Write out all of the entries exactly as given.

··········

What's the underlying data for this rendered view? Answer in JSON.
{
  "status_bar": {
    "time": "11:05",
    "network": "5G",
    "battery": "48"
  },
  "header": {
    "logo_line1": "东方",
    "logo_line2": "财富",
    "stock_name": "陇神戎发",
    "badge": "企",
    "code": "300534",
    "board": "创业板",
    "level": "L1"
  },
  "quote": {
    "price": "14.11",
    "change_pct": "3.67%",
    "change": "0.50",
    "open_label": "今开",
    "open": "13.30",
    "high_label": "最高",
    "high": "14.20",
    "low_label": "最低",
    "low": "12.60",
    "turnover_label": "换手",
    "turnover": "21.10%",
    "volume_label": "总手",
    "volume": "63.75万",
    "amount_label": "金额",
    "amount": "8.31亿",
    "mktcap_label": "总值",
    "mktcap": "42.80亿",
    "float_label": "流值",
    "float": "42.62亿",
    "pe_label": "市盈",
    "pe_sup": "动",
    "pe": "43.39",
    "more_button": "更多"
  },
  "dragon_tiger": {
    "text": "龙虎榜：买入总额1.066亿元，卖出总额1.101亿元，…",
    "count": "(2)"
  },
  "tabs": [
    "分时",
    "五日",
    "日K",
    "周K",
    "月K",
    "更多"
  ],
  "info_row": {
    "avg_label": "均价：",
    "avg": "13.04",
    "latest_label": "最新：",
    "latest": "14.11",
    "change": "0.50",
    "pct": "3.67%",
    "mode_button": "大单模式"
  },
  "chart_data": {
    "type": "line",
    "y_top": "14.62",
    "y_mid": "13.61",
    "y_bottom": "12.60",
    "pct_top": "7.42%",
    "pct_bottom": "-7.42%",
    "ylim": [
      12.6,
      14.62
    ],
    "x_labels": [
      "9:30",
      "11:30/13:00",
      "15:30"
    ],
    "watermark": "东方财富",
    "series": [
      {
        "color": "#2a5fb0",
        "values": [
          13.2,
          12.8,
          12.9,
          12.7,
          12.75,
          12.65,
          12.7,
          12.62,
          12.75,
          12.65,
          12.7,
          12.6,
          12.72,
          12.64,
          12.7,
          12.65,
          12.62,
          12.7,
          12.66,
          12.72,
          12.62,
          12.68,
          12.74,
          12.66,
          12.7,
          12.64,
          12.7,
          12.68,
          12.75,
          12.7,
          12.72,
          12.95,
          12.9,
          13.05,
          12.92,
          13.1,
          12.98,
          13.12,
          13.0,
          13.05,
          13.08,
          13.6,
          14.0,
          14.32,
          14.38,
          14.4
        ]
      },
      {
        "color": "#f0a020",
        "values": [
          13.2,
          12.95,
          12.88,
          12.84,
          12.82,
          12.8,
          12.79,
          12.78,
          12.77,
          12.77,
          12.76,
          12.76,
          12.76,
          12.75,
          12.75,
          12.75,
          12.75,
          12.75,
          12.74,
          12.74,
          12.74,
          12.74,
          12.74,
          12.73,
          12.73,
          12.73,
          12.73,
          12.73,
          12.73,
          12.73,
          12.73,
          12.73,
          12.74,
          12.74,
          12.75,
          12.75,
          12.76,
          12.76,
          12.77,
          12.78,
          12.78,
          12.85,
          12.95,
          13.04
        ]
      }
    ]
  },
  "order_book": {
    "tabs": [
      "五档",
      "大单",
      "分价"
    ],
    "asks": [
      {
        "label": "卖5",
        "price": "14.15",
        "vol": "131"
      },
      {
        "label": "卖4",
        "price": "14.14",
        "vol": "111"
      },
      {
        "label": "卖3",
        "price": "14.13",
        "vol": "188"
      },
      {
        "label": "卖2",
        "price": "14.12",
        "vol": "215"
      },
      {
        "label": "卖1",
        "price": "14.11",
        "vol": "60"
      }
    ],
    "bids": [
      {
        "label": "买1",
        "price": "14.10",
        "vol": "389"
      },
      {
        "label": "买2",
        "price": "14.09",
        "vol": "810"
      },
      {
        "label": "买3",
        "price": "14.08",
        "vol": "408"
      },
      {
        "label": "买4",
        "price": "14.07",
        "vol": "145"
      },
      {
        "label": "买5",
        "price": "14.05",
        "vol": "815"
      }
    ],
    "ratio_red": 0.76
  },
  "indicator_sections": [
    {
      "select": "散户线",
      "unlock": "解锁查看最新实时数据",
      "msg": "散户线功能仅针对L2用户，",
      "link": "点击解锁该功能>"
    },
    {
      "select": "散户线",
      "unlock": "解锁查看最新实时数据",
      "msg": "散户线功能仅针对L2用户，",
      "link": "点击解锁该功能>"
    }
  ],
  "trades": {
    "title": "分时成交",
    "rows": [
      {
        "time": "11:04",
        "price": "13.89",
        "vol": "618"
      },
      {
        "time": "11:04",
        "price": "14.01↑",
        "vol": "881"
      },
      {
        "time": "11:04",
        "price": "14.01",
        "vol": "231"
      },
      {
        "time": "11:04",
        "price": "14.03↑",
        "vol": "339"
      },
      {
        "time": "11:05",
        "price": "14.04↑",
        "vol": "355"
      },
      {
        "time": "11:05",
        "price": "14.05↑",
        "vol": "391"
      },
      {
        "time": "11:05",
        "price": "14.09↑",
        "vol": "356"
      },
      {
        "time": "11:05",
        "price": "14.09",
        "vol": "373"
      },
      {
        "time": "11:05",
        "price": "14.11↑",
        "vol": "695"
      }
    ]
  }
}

··········

* [Completed exercise]:
What's the underlying data for this rendered view? Answer in JSON.
{
  "status_bar": {
    "time": "11:05",
    "network": "5G",
    "battery": "48"
  },
  "header": {
    "logo_line1": "东方",
    "logo_line2": "财富",
    "stock_name": "陇神戎发",
    "badge": "企",
    "code": "300534",
    "board": "创业板",
    "level": "L1"
  },
  "quote": {
    "price": "14.11",
    "change_pct": "3.67%",
    "change": "0.50",
    "open_label": "今开",
    "open": "13.30",
    "high_label": "最高",
    "high": "14.20",
    "low_label": "最低",
    "low": "12.60",
    "turnover_label": "换手",
    "turnover": "21.10%",
    "volume_label": "总手",
    "volume": "63.75万",
    "amount_label": "金额",
    "amount": "8.31亿",
    "mktcap_label": "总值",
    "mktcap": "42.80亿",
    "float_label": "流值",
    "float": "42.62亿",
    "pe_label": "市盈",
    "pe_sup": "动",
    "pe": "43.39",
    "more_button": "更多"
  },
  "dragon_tiger": {
    "text": "龙虎榜：买入总额1.066亿元，卖出总额1.101亿元，…",
    "count": "(2)"
  },
  "tabs": [
    "分时",
    "五日",
    "日K",
    "周K",
    "月K",
    "更多"
  ],
  "info_row": {
    "avg_label": "均价：",
    "avg": "13.04",
    "latest_label": "最新：",
    "latest": "14.11",
    "change": "0.50",
    "pct": "3.67%",
    "mode_button": "大单模式"
  },
  "chart_data": {
    "type": "line",
    "y_top": "14.62",
    "y_mid": "13.61",
    "y_bottom": "12.60",
    "pct_top": "7.42%",
    "pct_bottom": "-7.42%",
    "ylim": [
      12.6,
      14.62
    ],
    "x_labels": [
      "9:30",
      "11:30/13:00",
      "15:30"
    ],
    "watermark": "东方财富",
    "series": [
      {
        "color": "#2a5fb0",
        "values": [
          13.2,
          12.8,
          12.9,
          12.7,
          12.75,
          12.65,
          12.7,
          12.62,
          12.75,
          12.65,
          12.7,
          12.6,
          12.72,
          12.64,
          12.7,
          12.65,
          12.62,
          12.7,
          12.66,
          12.72,
          12.62,
          12.68,
          12.74,
          12.66,
          12.7,
          12.64,
          12.7,
          12.68,
          12.75,
          12.7,
          12.72,
          12.95,
          12.9,
          13.05,
          12.92,
          13.1,
          12.98,
          13.12,
          13.0,
          13.05,
          13.08,
          13.6,
          14.0,
          14.32,
          14.38,
          14.4
        ]
      },
      {
        "color": "#f0a020",
        "values": [
          13.2,
          12.95,
          12.88,
          12.84,
          12.82,
          12.8,
          12.79,
          12.78,
          12.77,
          12.77,
          12.76,
          12.76,
          12.76,
          12.75,
          12.75,
          12.75,
          12.75,
          12.75,
          12.74,
          12.74,
          12.74,
          12.74,
          12.74,
          12.73,
          12.73,
          12.73,
          12.73,
          12.73,
          12.73,
          12.73,
          12.73,
          12.73,
          12.74,
          12.74,
          12.75,
          12.75,
          12.76,
          12.76,
          12.77,
          12.78,
          12.78,
          12.85,
          12.95,
          13.04
        ]
      }
    ]
  },
  "order_book": {
    "tabs": [
      "五档",
      "大单",
      "分价"
    ],
    "asks": [
      {
        "label": "卖5",
        "price": "14.15",
        "vol": "131"
      },
      {
        "label": "卖4",
        "price": "14.14",
        "vol": "111"
      },
      {
        "label": "卖3",
        "price": "14.13",
        "vol": "188"
      },
      {
        "label": "卖2",
        "price": "14.12",
        "vol": "215"
      },
      {
        "label": "卖1",
        "price": "14.11",
        "vol": "60"
      }
    ],
    "bids": [
      {
        "label": "买1",
        "price": "14.10",
        "vol": "389"
      },
      {
        "label": "买2",
        "price": "14.09",
        "vol": "810"
      },
      {
        "label": "买3",
        "price": "14.08",
        "vol": "408"
      },
      {
        "label": "买4",
        "price": "14.07",
        "vol": "145"
      },
      {
        "label": "买5",
        "price": "14.05",
        "vol": "815"
      }
    ],
    "ratio_red": 0.76
  },
  "indicator_sections": [
    {
      "select": "散户线",
      "unlock": "解锁查看最新实时数据",
      "msg": "散户线功能仅针对L2用户，",
      "link": "点击解锁该功能>"
    },
    {
      "select": "散户线",
      "unlock": "解锁查看最新实时数据",
      "msg": "散户线功能仅针对L2用户，",
      "link": "点击解锁该功能>"
    }
  ],
  "trades": {
    "title": "分时成交",
    "rows": [
      {
        "time": "11:04",
        "price": "13.89",
        "vol": "618"
      },
      {
        "time": "11:04",
        "price": "14.01↑",
        "vol": "881"
      },
      {
        "time": "11:04",
        "price": "14.01",
        "vol": "231"
      },
      {
        "time": "11:04",
        "price": "14.03↑",
        "vol": "339"
      },
      {
        "time": "11:05",
        "price": "14.04↑",
        "vol": "355"
      },
      {
        "time": "11:05",
        "price": "14.05↑",
        "vol": "391"
      },
      {
        "time": "11:05",
        "price": "14.09↑",
        "vol": "356"
      },
      {
        "time": "11:05",
        "price": "14.09",
        "vol": "373"
      },
      {
        "time": "11:05",
        "price": "14.11↑",
        "vol": "695"
      }
    ]
  }
}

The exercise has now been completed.